_PROBLEM TO SOLVE_:
Each line below should be quoted exactly, please.

##### DATA PROVIDED

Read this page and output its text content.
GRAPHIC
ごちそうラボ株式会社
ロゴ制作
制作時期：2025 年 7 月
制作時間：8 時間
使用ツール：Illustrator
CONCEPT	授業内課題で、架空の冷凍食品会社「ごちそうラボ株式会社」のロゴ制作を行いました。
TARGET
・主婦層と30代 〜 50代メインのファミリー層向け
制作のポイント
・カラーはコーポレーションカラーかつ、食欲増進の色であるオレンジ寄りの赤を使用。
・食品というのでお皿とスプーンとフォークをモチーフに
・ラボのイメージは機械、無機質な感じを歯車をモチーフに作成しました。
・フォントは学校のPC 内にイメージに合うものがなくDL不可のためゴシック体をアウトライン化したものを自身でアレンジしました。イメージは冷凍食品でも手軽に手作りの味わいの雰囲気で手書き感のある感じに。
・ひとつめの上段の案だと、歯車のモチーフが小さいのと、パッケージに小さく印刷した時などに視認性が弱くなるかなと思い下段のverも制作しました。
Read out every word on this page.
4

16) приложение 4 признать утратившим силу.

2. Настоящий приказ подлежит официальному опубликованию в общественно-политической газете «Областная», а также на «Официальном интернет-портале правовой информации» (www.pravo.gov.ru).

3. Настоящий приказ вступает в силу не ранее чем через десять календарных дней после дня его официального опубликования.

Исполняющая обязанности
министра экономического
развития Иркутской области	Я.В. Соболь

##########

_RESPONSE BELOW_:
Read this page and output its text content.
GRAPHIC
ごちそうラボ株式会社
ロゴ制作
制作時期：2025 年 7 月
制作時間：8 時間
使用ツール：Illustrator
CONCEPT	授業内課題で、架空の冷凍食品会社「ごちそうラボ株式会社」のロゴ制作を行いました。
TARGET
・主婦層と30代 〜 50代メインのファミリー層向け
制作のポイント
・カラーはコーポレーションカラーかつ、食欲増進の色であるオレンジ寄りの赤を使用。
・食品というのでお皿とスプーンとフォークをモチーフに
・ラボのイメージは機械、無機質な感じを歯車をモチーフに作成しました。
・フォントは学校のPC 内にイメージに合うものがなくDL不可のためゴシック体をアウトライン化したものを自身でアレンジしました。イメージは冷凍食品でも手軽に手作りの味わいの雰囲気で手書き感のある感じに。
・ひとつめの上段の案だと、歯車のモチーフが小さいのと、パッケージに小さく印刷した時などに視認性が弱くなるかなと思い下段のverも制作しました。
Read out every word on this page.
4

16) приложение 4 признать утратившим силу.

2. Настоящий приказ подлежит официальному опубликованию в общественно-политической газете «Областная», а также на «Официальном интернет-портале правовой информации» (www.pravo.gov.ru).

3. Настоящий приказ вступает в силу не ранее чем через десять календарных дней после дня его официального опубликования.

Исполняющая обязанности
министра экономического
развития Иркутской области	Я.В. Соболь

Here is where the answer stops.